(Stored items from a collection)
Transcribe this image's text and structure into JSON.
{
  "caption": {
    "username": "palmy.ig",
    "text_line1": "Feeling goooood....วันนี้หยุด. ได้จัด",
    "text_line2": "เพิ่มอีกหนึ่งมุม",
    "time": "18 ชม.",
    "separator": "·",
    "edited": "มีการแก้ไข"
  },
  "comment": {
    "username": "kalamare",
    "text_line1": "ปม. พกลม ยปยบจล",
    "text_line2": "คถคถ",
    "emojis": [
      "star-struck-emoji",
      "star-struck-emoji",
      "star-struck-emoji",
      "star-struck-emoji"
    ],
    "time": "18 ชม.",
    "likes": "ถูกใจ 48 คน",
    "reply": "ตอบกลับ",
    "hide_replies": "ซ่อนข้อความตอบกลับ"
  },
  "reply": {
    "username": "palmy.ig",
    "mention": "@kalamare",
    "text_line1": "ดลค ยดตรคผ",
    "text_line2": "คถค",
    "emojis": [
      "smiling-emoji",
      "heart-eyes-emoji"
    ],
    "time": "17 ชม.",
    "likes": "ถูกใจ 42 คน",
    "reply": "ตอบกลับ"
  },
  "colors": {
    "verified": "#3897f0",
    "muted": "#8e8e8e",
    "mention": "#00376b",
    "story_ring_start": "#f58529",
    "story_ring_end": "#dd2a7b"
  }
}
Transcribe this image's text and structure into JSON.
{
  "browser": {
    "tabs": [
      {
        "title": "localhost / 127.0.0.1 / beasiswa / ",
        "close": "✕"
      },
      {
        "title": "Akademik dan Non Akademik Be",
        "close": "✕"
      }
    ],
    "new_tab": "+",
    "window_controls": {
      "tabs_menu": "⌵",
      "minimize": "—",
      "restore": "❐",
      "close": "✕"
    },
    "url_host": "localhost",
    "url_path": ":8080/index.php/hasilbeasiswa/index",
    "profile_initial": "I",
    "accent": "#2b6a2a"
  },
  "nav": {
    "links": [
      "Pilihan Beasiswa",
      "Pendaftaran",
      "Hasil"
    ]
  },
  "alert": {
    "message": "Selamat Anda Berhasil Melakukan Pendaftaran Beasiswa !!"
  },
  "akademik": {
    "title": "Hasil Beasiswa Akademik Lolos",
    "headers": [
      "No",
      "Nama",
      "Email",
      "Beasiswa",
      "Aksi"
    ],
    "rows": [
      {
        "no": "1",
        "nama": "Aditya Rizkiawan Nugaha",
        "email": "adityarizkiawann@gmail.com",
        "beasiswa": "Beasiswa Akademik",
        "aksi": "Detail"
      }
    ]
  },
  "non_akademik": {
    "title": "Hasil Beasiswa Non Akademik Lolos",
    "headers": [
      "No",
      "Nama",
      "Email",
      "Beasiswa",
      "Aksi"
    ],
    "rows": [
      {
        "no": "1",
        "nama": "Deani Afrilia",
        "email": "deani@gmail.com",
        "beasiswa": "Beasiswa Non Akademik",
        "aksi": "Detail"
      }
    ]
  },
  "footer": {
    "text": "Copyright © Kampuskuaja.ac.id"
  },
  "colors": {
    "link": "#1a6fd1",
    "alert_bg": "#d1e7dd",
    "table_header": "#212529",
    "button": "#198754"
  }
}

* [Aim of the task]: Select every line of the material above holding the word "title" and copy it.

* [Final result]:
        "title": "localhost / 127.0.0.1 / beasiswa / ",
        "title": "Akademik dan Non Akademik Be",
    "title": "Hasil Beasiswa Akademik Lolos",
    "title": "Hasil Beasiswa Non Akademik Lolos",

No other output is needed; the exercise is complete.